● **Problem to solve**
Copy each line exactly.

● **Data shown**

********************

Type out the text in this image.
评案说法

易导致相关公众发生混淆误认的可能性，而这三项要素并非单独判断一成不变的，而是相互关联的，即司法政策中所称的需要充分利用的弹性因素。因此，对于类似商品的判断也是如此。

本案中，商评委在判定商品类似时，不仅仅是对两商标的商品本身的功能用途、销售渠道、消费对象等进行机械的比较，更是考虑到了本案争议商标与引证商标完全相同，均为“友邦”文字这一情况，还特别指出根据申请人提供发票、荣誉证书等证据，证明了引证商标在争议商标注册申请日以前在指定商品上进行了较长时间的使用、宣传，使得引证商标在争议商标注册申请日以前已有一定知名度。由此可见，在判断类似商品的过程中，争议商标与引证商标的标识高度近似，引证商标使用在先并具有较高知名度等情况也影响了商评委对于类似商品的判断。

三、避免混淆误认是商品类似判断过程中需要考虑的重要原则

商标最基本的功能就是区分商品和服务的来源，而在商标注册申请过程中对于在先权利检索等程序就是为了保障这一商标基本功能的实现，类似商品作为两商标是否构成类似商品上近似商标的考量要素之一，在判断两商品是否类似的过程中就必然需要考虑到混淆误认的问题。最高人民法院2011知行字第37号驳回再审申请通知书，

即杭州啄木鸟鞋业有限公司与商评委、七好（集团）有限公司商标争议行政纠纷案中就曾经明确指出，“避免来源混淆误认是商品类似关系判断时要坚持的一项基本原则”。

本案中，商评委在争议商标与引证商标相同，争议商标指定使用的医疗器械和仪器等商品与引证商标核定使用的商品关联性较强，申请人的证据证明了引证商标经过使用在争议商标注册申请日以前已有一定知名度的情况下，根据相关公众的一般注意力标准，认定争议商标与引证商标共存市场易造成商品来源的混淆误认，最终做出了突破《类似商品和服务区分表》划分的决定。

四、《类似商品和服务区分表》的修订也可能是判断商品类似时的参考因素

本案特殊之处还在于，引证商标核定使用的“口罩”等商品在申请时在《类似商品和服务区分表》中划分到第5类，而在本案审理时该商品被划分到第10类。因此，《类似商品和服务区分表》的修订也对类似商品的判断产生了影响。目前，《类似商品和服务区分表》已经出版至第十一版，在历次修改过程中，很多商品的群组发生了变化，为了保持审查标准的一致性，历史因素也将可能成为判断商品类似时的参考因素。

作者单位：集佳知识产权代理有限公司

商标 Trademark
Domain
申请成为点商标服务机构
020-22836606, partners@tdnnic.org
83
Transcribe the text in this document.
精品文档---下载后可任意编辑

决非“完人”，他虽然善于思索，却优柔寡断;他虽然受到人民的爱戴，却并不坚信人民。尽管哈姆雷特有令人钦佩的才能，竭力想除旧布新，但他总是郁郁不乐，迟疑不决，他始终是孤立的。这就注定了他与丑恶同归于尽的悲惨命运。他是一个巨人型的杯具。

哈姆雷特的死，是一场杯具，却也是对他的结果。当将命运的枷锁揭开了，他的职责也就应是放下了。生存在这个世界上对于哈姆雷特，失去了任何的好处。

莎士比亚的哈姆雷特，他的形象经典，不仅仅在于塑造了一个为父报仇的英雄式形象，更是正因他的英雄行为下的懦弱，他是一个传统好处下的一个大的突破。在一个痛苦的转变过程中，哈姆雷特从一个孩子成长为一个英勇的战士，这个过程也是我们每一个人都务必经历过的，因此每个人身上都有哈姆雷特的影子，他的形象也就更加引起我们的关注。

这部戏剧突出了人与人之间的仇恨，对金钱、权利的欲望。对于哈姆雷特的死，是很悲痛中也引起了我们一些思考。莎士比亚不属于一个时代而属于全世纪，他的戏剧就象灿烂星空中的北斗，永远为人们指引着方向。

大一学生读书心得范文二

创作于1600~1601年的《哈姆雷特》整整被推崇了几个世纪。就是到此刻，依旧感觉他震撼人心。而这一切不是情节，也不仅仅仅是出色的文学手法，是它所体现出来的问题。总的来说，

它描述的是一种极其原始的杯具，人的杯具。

********************

● **Expected answer**
Type out the text in this image.
评案说法

易导致相关公众发生混淆误认的可能性，而这三项要素并非单独判断一成不变的，而是相互关联的，即司法政策中所称的需要充分利用的弹性因素。因此，对于类似商品的判断也是如此。

本案中，商评委在判定商品类似时，不仅仅是对两商标的商品本身的功能用途、销售渠道、消费对象等进行机械的比较，更是考虑到了本案争议商标与引证商标完全相同，均为“友邦”文字这一情况，还特别指出根据申请人提供发票、荣誉证书等证据，证明了引证商标在争议商标注册申请日以前在指定商品上进行了较长时间的使用、宣传，使得引证商标在争议商标注册申请日以前已有一定知名度。由此可见，在判断类似商品的过程中，争议商标与引证商标的标识高度近似，引证商标使用在先并具有较高知名度等情况也影响了商评委对于类似商品的判断。

三、避免混淆误认是商品类似判断过程中需要考虑的重要原则

商标最基本的功能就是区分商品和服务的来源，而在商标注册申请过程中对于在先权利检索等程序就是为了保障这一商标基本功能的实现，类似商品作为两商标是否构成类似商品上近似商标的考量要素之一，在判断两商品是否类似的过程中就必然需要考虑到混淆误认的问题。最高人民法院2011知行字第37号驳回再审申请通知书，

即杭州啄木鸟鞋业有限公司与商评委、七好（集团）有限公司商标争议行政纠纷案中就曾经明确指出，“避免来源混淆误认是商品类似关系判断时要坚持的一项基本原则”。

本案中，商评委在争议商标与引证商标相同，争议商标指定使用的医疗器械和仪器等商品与引证商标核定使用的商品关联性较强，申请人的证据证明了引证商标经过使用在争议商标注册申请日以前已有一定知名度的情况下，根据相关公众的一般注意力标准，认定争议商标与引证商标共存市场易造成商品来源的混淆误认，最终做出了突破《类似商品和服务区分表》划分的决定。

四、《类似商品和服务区分表》的修订也可能是判断商品类似时的参考因素

本案特殊之处还在于，引证商标核定使用的“口罩”等商品在申请时在《类似商品和服务区分表》中划分到第5类，而在本案审理时该商品被划分到第10类。因此，《类似商品和服务区分表》的修订也对类似商品的判断产生了影响。目前，《类似商品和服务区分表》已经出版至第十一版，在历次修改过程中，很多商品的群组发生了变化，为了保持审查标准的一致性，历史因素也将可能成为判断商品类似时的参考因素。

作者单位：集佳知识产权代理有限公司

商标 Trademark
Domain
申请成为点商标服务机构
020-22836606, partners@tdnnic.org
83
Transcribe the text in this document.
精品文档---下载后可任意编辑

决非“完人”，他虽然善于思索，却优柔寡断;他虽然受到人民的爱戴，却并不坚信人民。尽管哈姆雷特有令人钦佩的才能，竭力想除旧布新，但他总是郁郁不乐，迟疑不决，他始终是孤立的。这就注定了他与丑恶同归于尽的悲惨命运。他是一个巨人型的杯具。

哈姆雷特的死，是一场杯具，却也是对他的结果。当将命运的枷锁揭开了，他的职责也就应是放下了。生存在这个世界上对于哈姆雷特，失去了任何的好处。

莎士比亚的哈姆雷特，他的形象经典，不仅仅在于塑造了一个为父报仇的英雄式形象，更是正因他的英雄行为下的懦弱，他是一个传统好处下的一个大的突破。在一个痛苦的转变过程中，哈姆雷特从一个孩子成长为一个英勇的战士，这个过程也是我们每一个人都务必经历过的，因此每个人身上都有哈姆雷特的影子，他的形象也就更加引起我们的关注。

这部戏剧突出了人与人之间的仇恨，对金钱、权利的欲望。对于哈姆雷特的死，是很悲痛中也引起了我们一些思考。莎士比亚不属于一个时代而属于全世纪，他的戏剧就象灿烂星空中的北斗，永远为人们指引着方向。

大一学生读书心得范文二

创作于1600~1601年的《哈姆雷特》整整被推崇了几个世纪。就是到此刻，依旧感觉他震撼人心。而这一切不是情节，也不仅仅仅是出色的文学手法，是它所体现出来的问题。总的来说，

它描述的是一种极其原始的杯具，人的杯具。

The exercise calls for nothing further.